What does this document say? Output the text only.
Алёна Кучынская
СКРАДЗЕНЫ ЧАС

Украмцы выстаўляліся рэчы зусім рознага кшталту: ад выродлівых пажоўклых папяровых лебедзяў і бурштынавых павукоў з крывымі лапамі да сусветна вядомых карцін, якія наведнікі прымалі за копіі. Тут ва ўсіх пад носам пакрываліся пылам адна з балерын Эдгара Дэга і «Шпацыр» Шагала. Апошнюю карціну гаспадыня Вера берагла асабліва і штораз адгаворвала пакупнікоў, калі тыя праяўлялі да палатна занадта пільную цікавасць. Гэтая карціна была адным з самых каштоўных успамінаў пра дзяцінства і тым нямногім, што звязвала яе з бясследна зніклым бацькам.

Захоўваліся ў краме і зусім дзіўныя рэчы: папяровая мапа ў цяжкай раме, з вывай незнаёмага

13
# # # #
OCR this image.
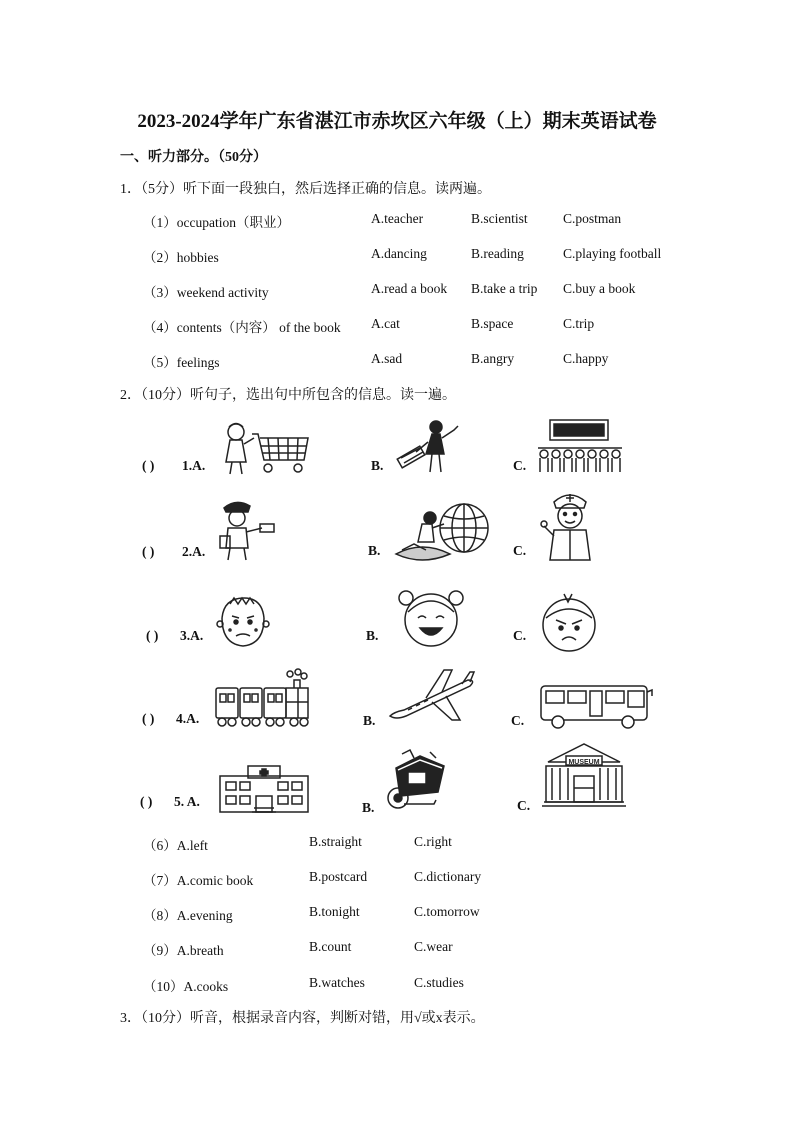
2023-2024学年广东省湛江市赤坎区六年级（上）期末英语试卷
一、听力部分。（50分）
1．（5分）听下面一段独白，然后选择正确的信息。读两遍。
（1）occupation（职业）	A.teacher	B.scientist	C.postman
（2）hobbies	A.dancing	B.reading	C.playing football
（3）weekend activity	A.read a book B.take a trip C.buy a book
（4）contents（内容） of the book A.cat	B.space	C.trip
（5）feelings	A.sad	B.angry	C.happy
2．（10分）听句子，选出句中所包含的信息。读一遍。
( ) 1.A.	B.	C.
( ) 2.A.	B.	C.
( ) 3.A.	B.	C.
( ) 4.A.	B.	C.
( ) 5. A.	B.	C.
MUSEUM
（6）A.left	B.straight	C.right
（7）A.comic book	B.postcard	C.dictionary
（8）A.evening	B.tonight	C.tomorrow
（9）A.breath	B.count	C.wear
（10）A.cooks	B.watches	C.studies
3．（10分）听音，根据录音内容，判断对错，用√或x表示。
# # # #
_AIM_
List the lines that contain the word "this".

_OUTPUT OF THE EXERCISE_
What does this document say? Output the text only.
OCR this image.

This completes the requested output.